[Work instructions]
The records below must be duplicated exactly, character for character.

___ Supplied entries ___

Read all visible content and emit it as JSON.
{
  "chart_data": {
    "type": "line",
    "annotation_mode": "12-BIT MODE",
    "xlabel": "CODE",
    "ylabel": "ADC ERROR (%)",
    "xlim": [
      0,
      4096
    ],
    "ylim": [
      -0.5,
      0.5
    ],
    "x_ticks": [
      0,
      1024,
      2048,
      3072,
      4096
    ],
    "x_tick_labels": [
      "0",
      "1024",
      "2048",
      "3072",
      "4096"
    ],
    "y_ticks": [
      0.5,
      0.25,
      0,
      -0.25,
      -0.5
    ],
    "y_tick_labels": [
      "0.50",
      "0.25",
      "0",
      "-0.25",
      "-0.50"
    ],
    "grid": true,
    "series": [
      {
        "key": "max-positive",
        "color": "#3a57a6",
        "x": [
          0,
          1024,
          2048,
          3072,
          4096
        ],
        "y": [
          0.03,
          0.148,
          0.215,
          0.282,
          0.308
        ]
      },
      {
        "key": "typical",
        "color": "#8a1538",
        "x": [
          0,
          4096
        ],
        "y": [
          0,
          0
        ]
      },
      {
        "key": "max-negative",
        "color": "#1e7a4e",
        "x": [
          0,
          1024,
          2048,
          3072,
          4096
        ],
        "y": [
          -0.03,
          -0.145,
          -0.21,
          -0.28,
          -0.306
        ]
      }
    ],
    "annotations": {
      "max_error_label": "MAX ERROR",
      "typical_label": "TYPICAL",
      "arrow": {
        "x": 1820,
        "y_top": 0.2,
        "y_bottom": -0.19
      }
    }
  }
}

___

[The completed task]
Read all visible content and emit it as JSON.
{
  "chart_data": {
    "type": "line",
    "annotation_mode": "12-BIT MODE",
    "xlabel": "CODE",
    "ylabel": "ADC ERROR (%)",
    "xlim": [
      0,
      4096
    ],
    "ylim": [
      -0.5,
      0.5
    ],
    "x_ticks": [
      0,
      1024,
      2048,
      3072,
      4096
    ],
    "x_tick_labels": [
      "0",
      "1024",
      "2048",
      "3072",
      "4096"
    ],
    "y_ticks": [
      0.5,
      0.25,
      0,
      -0.25,
      -0.5
    ],
    "y_tick_labels": [
      "0.50",
      "0.25",
      "0",
      "-0.25",
      "-0.50"
    ],
    "grid": true,
    "series": [
      {
        "key": "max-positive",
        "color": "#3a57a6",
        "x": [
          0,
          1024,
          2048,
          3072,
          4096
        ],
        "y": [
          0.03,
          0.148,
          0.215,
          0.282,
          0.308
        ]
      },
      {
        "key": "typical",
        "color": "#8a1538",
        "x": [
          0,
          4096
        ],
        "y": [
          0,
          0
        ]
      },
      {
        "key": "max-negative",
        "color": "#1e7a4e",
        "x": [
          0,
          1024,
          2048,
          3072,
          4096
        ],
        "y": [
          -0.03,
          -0.145,
          -0.21,
          -0.28,
          -0.306
        ]
      }
    ],
    "annotations": {
      "max_error_label": "MAX ERROR",
      "typical_label": "TYPICAL",
      "arrow": {
        "x": 1820,
        "y_top": 0.2,
        "y_bottom": -0.19
      }
    }
  }
}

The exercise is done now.